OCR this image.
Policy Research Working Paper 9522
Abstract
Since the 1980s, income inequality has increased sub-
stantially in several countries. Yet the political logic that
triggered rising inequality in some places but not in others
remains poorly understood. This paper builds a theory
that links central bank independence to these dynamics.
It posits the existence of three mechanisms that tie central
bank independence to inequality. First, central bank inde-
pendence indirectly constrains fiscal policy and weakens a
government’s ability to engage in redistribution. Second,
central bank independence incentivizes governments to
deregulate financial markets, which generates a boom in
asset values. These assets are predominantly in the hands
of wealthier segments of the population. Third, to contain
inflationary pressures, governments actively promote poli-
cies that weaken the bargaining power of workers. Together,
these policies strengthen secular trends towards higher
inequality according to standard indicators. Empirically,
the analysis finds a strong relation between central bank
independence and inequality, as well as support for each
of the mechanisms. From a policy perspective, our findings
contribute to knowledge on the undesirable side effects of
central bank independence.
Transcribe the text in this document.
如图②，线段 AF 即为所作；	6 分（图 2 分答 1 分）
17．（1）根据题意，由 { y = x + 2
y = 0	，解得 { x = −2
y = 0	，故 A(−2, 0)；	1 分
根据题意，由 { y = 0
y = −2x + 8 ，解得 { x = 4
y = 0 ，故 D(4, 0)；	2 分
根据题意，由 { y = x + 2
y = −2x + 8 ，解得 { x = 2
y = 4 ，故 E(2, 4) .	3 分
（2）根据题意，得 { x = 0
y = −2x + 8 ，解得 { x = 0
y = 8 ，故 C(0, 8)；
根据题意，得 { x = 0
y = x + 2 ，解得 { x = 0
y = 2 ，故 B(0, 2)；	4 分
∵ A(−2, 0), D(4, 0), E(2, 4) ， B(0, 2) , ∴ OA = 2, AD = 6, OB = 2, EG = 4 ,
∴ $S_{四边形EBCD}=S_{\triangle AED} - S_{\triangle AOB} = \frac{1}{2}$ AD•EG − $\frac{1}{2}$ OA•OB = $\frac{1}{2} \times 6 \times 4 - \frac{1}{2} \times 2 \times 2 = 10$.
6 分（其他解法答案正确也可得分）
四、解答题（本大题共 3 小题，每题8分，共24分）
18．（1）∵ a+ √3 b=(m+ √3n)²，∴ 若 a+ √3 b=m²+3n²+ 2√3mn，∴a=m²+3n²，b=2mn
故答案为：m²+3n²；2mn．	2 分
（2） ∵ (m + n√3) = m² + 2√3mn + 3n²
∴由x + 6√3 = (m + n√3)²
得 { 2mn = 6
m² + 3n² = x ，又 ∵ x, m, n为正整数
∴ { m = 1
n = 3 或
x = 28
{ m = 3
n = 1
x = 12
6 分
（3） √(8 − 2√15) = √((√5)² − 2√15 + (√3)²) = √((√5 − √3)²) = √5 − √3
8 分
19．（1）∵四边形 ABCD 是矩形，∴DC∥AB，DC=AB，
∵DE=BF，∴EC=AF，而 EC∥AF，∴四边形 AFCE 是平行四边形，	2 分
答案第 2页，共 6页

Exercise task → Reproduce the material exactly, with every line intact.

Full response →
OCR this image.
Policy Research Working Paper 9522
Abstract
Since the 1980s, income inequality has increased sub-
stantially in several countries. Yet the political logic that
triggered rising inequality in some places but not in others
remains poorly understood. This paper builds a theory
that links central bank independence to these dynamics.
It posits the existence of three mechanisms that tie central
bank independence to inequality. First, central bank inde-
pendence indirectly constrains fiscal policy and weakens a
government’s ability to engage in redistribution. Second,
central bank independence incentivizes governments to
deregulate financial markets, which generates a boom in
asset values. These assets are predominantly in the hands
of wealthier segments of the population. Third, to contain
inflationary pressures, governments actively promote poli-
cies that weaken the bargaining power of workers. Together,
these policies strengthen secular trends towards higher
inequality according to standard indicators. Empirically,
the analysis finds a strong relation between central bank
independence and inequality, as well as support for each
of the mechanisms. From a policy perspective, our findings
contribute to knowledge on the undesirable side effects of
central bank independence.
Transcribe the text in this document.
如图②，线段 AF 即为所作；	6 分（图 2 分答 1 分）
17．（1）根据题意，由 { y = x + 2
y = 0	，解得 { x = −2
y = 0	，故 A(−2, 0)；	1 分
根据题意，由 { y = 0
y = −2x + 8 ，解得 { x = 4
y = 0 ，故 D(4, 0)；	2 分
根据题意，由 { y = x + 2
y = −2x + 8 ，解得 { x = 2
y = 4 ，故 E(2, 4) .	3 分
（2）根据题意，得 { x = 0
y = −2x + 8 ，解得 { x = 0
y = 8 ，故 C(0, 8)；
根据题意，得 { x = 0
y = x + 2 ，解得 { x = 0
y = 2 ，故 B(0, 2)；	4 分
∵ A(−2, 0), D(4, 0), E(2, 4) ， B(0, 2) , ∴ OA = 2, AD = 6, OB = 2, EG = 4 ,
∴ $S_{四边形EBCD}=S_{\triangle AED} - S_{\triangle AOB} = \frac{1}{2}$ AD•EG − $\frac{1}{2}$ OA•OB = $\frac{1}{2} \times 6 \times 4 - \frac{1}{2} \times 2 \times 2 = 10$.
6 分（其他解法答案正确也可得分）
四、解答题（本大题共 3 小题，每题8分，共24分）
18．（1）∵ a+ √3 b=(m+ √3n)²，∴ 若 a+ √3 b=m²+3n²+ 2√3mn，∴a=m²+3n²，b=2mn
故答案为：m²+3n²；2mn．	2 分
（2） ∵ (m + n√3) = m² + 2√3mn + 3n²
∴由x + 6√3 = (m + n√3)²
得 { 2mn = 6
m² + 3n² = x ，又 ∵ x, m, n为正整数
∴ { m = 1
n = 3 或
x = 28
{ m = 3
n = 1
x = 12
6 分
（3） √(8 − 2√15) = √((√5)² − 2√15 + (√3)²) = √((√5 − √3)²) = √5 − √3
8 分
19．（1）∵四边形 ABCD 是矩形，∴DC∥AB，DC=AB，
∵DE=BF，∴EC=AF，而 EC∥AF，∴四边形 AFCE 是平行四边形，	2 分
答案第 2页，共 6页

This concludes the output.